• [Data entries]
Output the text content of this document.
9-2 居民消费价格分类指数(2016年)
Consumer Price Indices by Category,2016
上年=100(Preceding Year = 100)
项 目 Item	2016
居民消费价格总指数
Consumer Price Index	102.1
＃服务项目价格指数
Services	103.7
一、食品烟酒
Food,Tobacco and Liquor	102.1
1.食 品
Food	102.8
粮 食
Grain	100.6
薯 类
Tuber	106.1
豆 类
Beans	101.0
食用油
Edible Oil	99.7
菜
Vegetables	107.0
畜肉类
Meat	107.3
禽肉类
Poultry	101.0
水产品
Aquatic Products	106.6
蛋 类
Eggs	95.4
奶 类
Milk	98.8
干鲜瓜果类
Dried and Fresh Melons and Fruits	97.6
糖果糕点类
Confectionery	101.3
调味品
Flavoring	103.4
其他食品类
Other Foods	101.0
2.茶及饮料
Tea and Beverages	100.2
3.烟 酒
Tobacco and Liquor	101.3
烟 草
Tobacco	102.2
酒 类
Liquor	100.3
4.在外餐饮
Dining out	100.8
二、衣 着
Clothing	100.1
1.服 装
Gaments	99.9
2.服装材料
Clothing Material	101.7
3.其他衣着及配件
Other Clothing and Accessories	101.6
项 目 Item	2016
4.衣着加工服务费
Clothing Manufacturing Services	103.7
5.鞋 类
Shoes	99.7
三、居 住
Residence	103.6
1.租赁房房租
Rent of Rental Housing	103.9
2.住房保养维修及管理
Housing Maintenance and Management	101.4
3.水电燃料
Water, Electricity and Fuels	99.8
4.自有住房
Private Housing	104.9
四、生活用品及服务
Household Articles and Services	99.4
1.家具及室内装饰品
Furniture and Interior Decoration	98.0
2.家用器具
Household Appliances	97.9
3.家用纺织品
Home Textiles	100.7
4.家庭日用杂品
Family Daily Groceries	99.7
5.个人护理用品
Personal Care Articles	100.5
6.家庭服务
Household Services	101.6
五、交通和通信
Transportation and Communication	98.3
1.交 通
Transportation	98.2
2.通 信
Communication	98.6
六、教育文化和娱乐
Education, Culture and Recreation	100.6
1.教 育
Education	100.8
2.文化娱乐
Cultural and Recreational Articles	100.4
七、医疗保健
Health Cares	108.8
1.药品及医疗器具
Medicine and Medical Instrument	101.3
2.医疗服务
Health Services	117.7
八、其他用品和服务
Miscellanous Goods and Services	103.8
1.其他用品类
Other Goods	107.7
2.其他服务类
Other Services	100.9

• [What to do]
Take every line from the records above that has the word "Education" and copy it.

• [Completed exercise]
Education, Culture and Recreation	100.6
Education	100.8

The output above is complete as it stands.